### What the task requires
Reproduce every entry exactly and leave its pictures out.

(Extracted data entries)
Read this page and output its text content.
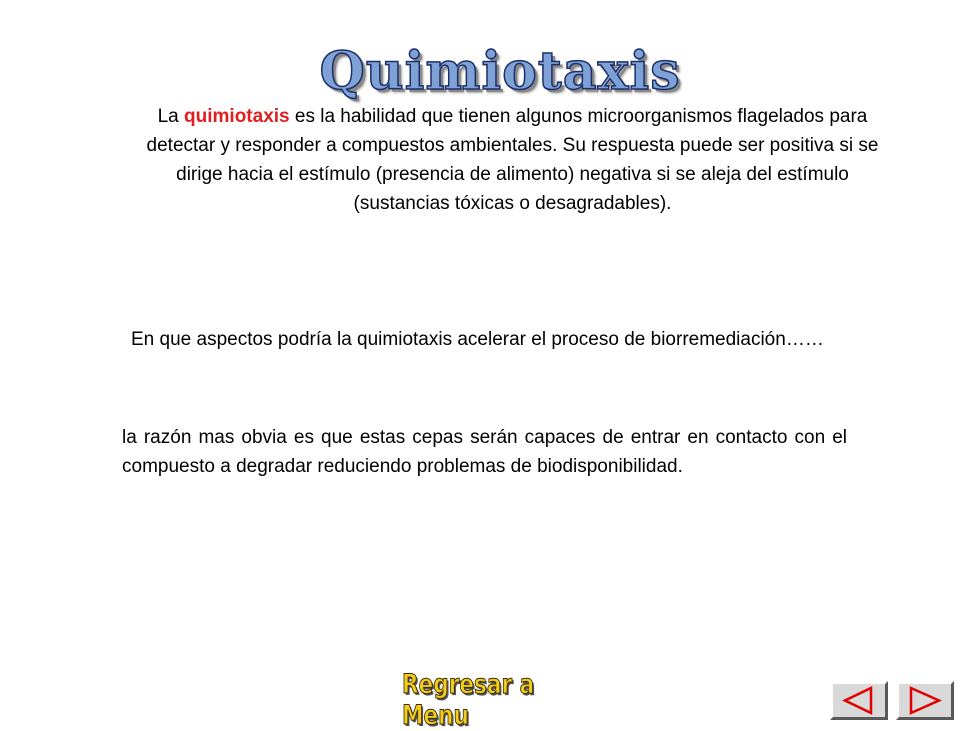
Quimiotaxis

La quimiotaxis es la habilidad que tienen algunos microorganismos flagelados para detectar y responder a compuestos ambientales. Su respuesta puede ser positiva si se dirige hacia el estímulo (presencia de alimento) negativa si se aleja del estímulo (sustancias tóxicas o desagradables).

En que aspectos podría la quimiotaxis acelerar el proceso de biorremediación……

la razón mas obvia es que estas cepas serán capaces de entrar en contacto con el compuesto a degradar reduciendo problemas de biodisponibilidad.

Regresar a Menu
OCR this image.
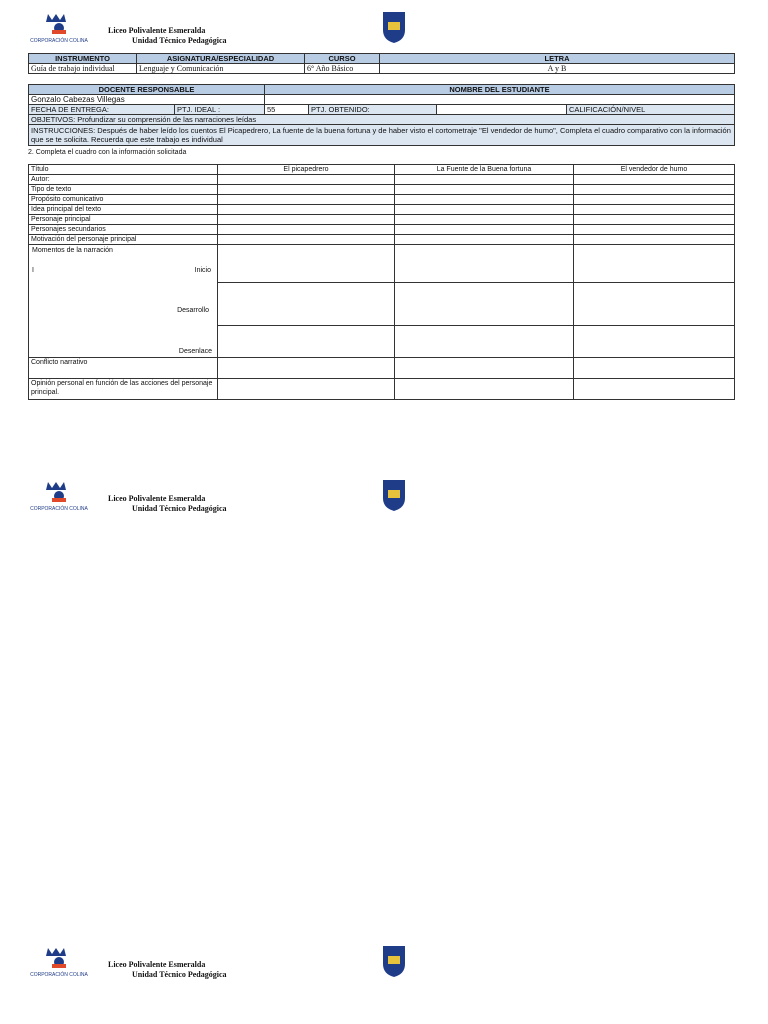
CORPORACIÓN COLINA
Liceo Polivalente Esmeralda
Unidad Técnico Pedagógica
INSTRUMENTO	ASIGNATURA/ESPECIALIDAD	CURSO	LETRA
Guía de trabajo individual	Lenguaje y Comunicación	6° Año Básico	A y B
DOCENTE RESPONSABLE		NOMBRE DEL ESTUDIANTE			
Gonzalo Cabezas Villegas					
FECHA DE ENTREGA:	PTJ. IDEAL :	55	PTJ. OBTENIDO:		CALIFICACIÓN/NIVEL
OBJETIVOS: Profundizar su comprensión de las narraciones leídas					
INSTRUCCIONES: Después de haber leído los cuentos El Picapedrero, La fuente de la buena fortuna y de haber visto el cortometraje "El vendedor de humo", Completa el cuadro comparativo con la información que se te solicita. Recuerda que este trabajo es individual					
2. Completa el cuadro con la información solicitada
Título	El picapedrero	La Fuente de la Buena fortuna	El vendedor de humo
Autor:			
Tipo de texto			
Propósito comunicativo			
Idea principal del texto			
Personaje principal			
Personajes secundarios			
Motivación del personaje principal			

Momentos de la narración
I Inicio
Desarrollo
Desenlace			

Conflicto narrativo			
Opinión personal en función de las acciones del personaje principal.			
CORPORACIÓN COLINA
Liceo Polivalente Esmeralda
Unidad Técnico Pedagógica
CORPORACIÓN COLINA
Liceo Polivalente Esmeralda
Unidad Técnico Pedagógica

### Reply to the task
Read this page and output its text content.
Quimiotaxis

La quimiotaxis es la habilidad que tienen algunos microorganismos flagelados para detectar y responder a compuestos ambientales. Su respuesta puede ser positiva si se dirige hacia el estímulo (presencia de alimento) negativa si se aleja del estímulo (sustancias tóxicas o desagradables).

En que aspectos podría la quimiotaxis acelerar el proceso de biorremediación……

la razón mas obvia es que estas cepas serán capaces de entrar en contacto con el compuesto a degradar reduciendo problemas de biodisponibilidad.

Regresar a Menu
OCR this image.
CORPORACIÓN COLINA
Liceo Polivalente Esmeralda
Unidad Técnico Pedagógica
INSTRUMENTO	ASIGNATURA/ESPECIALIDAD	CURSO	LETRA
Guía de trabajo individual	Lenguaje y Comunicación	6° Año Básico	A y B
DOCENTE RESPONSABLE		NOMBRE DEL ESTUDIANTE			
Gonzalo Cabezas Villegas					
FECHA DE ENTREGA:	PTJ. IDEAL :	55	PTJ. OBTENIDO:		CALIFICACIÓN/NIVEL
OBJETIVOS: Profundizar su comprensión de las narraciones leídas					
INSTRUCCIONES: Después de haber leído los cuentos El Picapedrero, La fuente de la buena fortuna y de haber visto el cortometraje "El vendedor de humo", Completa el cuadro comparativo con la información que se te solicita. Recuerda que este trabajo es individual					
2. Completa el cuadro con la información solicitada
Título	El picapedrero	La Fuente de la Buena fortuna	El vendedor de humo
Autor:			
Tipo de texto			
Propósito comunicativo			
Idea principal del texto			
Personaje principal			
Personajes secundarios			
Motivación del personaje principal			

Momentos de la narración
I Inicio
Desarrollo
Desenlace			

Conflicto narrativo			
Opinión personal en función de las acciones del personaje principal.			
CORPORACIÓN COLINA
Liceo Polivalente Esmeralda
Unidad Técnico Pedagógica
CORPORACIÓN COLINA
Liceo Polivalente Esmeralda
Unidad Técnico Pedagógica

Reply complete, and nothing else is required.